Given problem ▸
Keep only those lines of the records that include the string "make".

Material to process ▸
** start **
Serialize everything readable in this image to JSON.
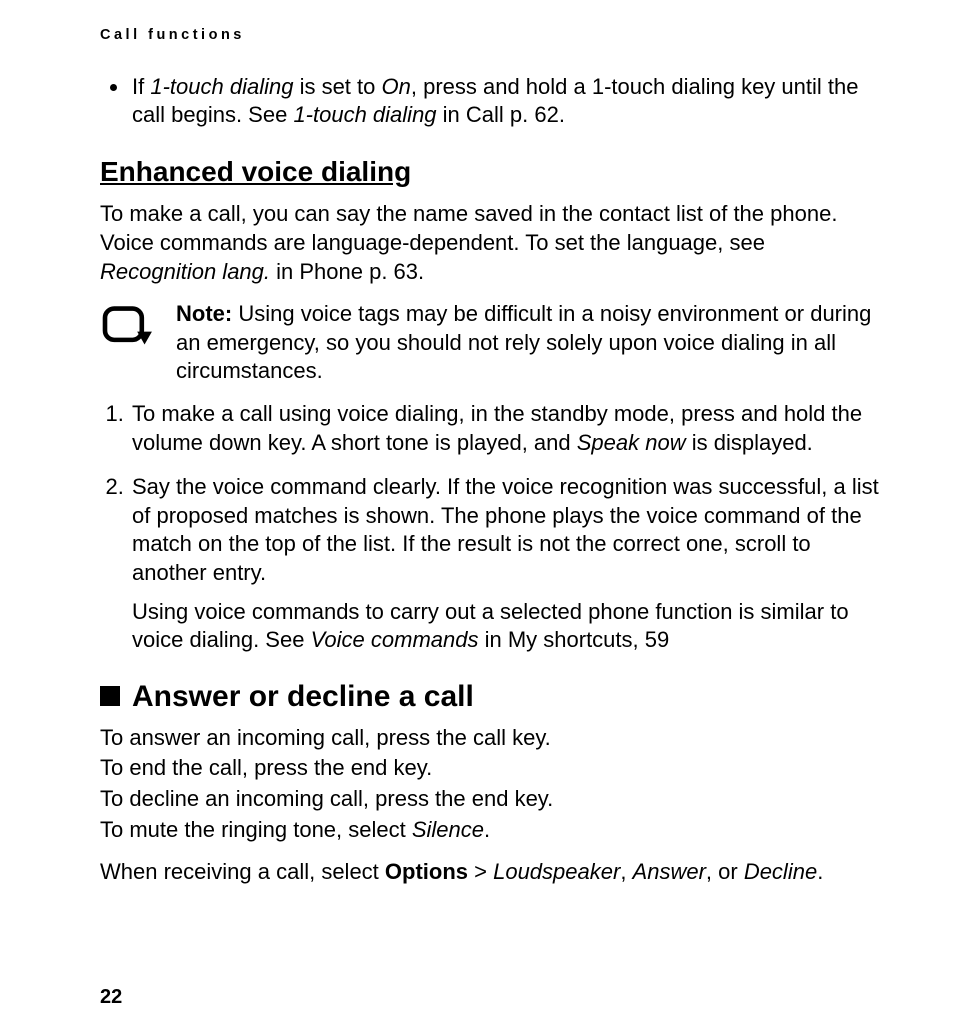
{
  "running_head": "Call functions",
  "bullet": {
    "pre": "If ",
    "i1": "1-touch dialing",
    "mid1": " is set to ",
    "i2": "On",
    "mid2": ", press and hold a 1-touch dialing key until the call begins. See ",
    "i3": "1-touch dialing",
    "tail": " in Call p. 62."
  },
  "evd": {
    "heading": "Enhanced voice dialing",
    "intro_pre": "To make a call, you can say the name saved in the contact list of the phone. Voice commands are language-dependent. To set the language, see ",
    "intro_i": "Recognition lang.",
    "intro_post": " in Phone p. 63.",
    "note_label": "Note:",
    "note_body": " Using voice tags may be difficult in a noisy environment or during an emergency, so you should not rely solely upon voice dialing in all circumstances.",
    "steps": [
      {
        "pre": "To make a call using voice dialing, in the standby mode, press and hold the volume down key. A short tone is played, and ",
        "i": "Speak now",
        "post": " is displayed."
      },
      {
        "main": "Say the voice command clearly. If the voice recognition was successful, a list of proposed matches is shown. The phone plays the voice command of the match on the top of the list. If the result is not the correct one, scroll to another entry.",
        "sub_pre": "Using voice commands to carry out a selected phone function is similar to voice dialing. See ",
        "sub_i": "Voice commands",
        "sub_post": " in My shortcuts, 59"
      }
    ]
  },
  "answer": {
    "heading": "Answer or decline a call",
    "p1": "To answer an incoming call, press the call key.",
    "p2": "To end the call, press the end key.",
    "p3": "To decline an incoming call, press the end key.",
    "p4_pre": "To mute the ringing tone, select ",
    "p4_i": "Silence",
    "p4_post": ".",
    "p5_pre": "When receiving a call, select ",
    "p5_b": "Options",
    "p5_mid": " > ",
    "p5_i1": "Loudspeaker",
    "p5_c1": ", ",
    "p5_i2": "Answer",
    "p5_c2": ", or ",
    "p5_i3": "Decline",
    "p5_post": "."
  },
  "page_number": "22"
}
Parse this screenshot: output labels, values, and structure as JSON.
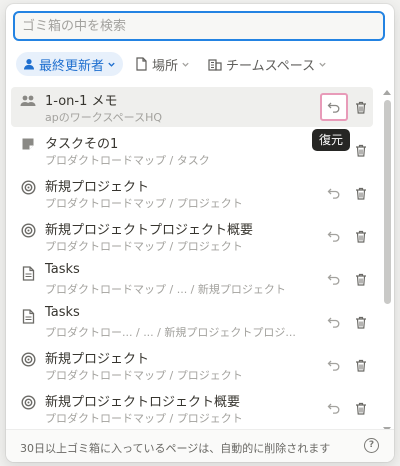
{
  "search": {
    "placeholder": "ゴミ箱の中を検索",
    "value": ""
  },
  "filters": [
    {
      "label": "最終更新者",
      "icon": "person-icon",
      "active": true
    },
    {
      "label": "場所",
      "icon": "page-icon",
      "active": false
    },
    {
      "label": "チームスペース",
      "icon": "building-icon",
      "active": false
    }
  ],
  "items": [
    {
      "title": "1-on-1 メモ",
      "path": "apのワークスペースHQ",
      "icon": "people-icon"
    },
    {
      "title": "タスクその1",
      "path": "プロダクトロードマップ / タスク",
      "icon": "note-icon"
    },
    {
      "title": "新規プロジェクト",
      "path": "プロダクトロードマップ / プロジェクト",
      "icon": "target-icon"
    },
    {
      "title": "新規プロジェクトプロジェクト概要",
      "path": "プロダクトロードマップ / プロジェクト",
      "icon": "target-icon"
    },
    {
      "title": "Tasks",
      "path": "プロダクトロードマップ / ... / 新規プロジェクト",
      "icon": "page-icon"
    },
    {
      "title": "Tasks",
      "path": "プロダクトロー...  / ... / 新規プロジェクトプロジ...",
      "icon": "page-icon"
    },
    {
      "title": "新規プロジェクト",
      "path": "プロダクトロードマップ / プロジェクト",
      "icon": "target-icon"
    },
    {
      "title": "新規プロジェクトロジェクト概要",
      "path": "プロダクトロードマップ / プロジェクト",
      "icon": "target-icon"
    }
  ],
  "tooltip": "復元",
  "footer": {
    "note": "30日以上ゴミ箱に入っているページは、自動的に削除されます",
    "help": "?"
  },
  "colors": {
    "accent": "#2383e2",
    "highlight": "#e89bb9",
    "chip_bg": "#e7f0fb"
  }
}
** end **
Response to this exercise ▸
    "intro_pre": "To make a call, you can say the name saved in the contact list of the phone. Voice commands are language-dependent. To set the language, see ",
        "pre": "To make a call using voice dialing, in the standby mode, press and hold the volume down key. A short tone is played, and ",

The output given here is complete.